--- Start Extracted data ---
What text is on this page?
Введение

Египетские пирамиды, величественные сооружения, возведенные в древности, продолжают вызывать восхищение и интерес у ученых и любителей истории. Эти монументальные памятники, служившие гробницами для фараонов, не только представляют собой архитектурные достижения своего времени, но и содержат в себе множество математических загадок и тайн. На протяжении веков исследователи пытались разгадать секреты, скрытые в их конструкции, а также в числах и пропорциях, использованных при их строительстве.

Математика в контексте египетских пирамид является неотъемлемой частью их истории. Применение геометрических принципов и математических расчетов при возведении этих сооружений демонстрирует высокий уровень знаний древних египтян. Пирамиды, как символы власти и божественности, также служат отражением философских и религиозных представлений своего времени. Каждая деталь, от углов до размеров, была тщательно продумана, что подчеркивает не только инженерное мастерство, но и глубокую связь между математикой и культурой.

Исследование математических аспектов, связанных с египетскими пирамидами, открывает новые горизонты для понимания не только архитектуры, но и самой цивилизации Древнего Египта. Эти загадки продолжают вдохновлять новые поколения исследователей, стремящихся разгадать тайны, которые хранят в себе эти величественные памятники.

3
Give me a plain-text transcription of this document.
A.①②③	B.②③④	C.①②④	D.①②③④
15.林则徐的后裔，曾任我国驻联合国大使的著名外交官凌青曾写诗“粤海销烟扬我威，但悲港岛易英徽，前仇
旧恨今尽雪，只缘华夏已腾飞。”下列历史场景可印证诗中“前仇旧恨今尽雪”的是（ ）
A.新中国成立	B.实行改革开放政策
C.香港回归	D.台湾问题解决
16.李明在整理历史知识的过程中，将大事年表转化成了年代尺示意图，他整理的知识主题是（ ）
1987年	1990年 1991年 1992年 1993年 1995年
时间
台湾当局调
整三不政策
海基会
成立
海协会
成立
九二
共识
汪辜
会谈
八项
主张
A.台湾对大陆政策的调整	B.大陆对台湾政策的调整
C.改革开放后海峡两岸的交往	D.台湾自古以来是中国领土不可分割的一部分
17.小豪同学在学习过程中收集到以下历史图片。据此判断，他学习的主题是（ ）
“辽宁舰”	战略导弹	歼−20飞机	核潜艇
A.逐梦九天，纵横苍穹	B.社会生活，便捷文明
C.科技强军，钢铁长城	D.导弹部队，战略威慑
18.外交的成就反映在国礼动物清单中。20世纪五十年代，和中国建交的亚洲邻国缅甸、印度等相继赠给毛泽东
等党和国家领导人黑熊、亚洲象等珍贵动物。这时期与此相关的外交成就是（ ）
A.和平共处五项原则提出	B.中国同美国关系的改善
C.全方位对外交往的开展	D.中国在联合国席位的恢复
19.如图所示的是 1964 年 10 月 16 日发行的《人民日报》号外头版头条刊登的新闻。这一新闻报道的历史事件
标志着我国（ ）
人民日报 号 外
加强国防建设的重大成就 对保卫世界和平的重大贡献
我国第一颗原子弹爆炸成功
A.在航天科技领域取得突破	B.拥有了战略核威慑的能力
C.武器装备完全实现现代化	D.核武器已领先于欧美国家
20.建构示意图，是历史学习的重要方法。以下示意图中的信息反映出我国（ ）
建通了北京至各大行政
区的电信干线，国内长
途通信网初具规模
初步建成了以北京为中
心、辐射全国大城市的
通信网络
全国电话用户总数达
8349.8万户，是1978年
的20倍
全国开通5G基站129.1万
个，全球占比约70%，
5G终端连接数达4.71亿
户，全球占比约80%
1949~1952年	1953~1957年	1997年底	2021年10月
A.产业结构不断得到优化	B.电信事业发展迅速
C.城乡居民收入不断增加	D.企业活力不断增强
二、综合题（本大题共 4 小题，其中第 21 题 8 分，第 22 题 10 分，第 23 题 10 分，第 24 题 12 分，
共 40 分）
--- End Extracted data ---
= Instructions for the task =
Scan the data for the word "人民日报" and copy every line where it shows up.

= Answer for the task =
19.如图所示的是 1964 年 10 月 16 日发行的《人民日报》号外头版头条刊登的新闻。这一新闻报道的历史事件
人民日报 号 外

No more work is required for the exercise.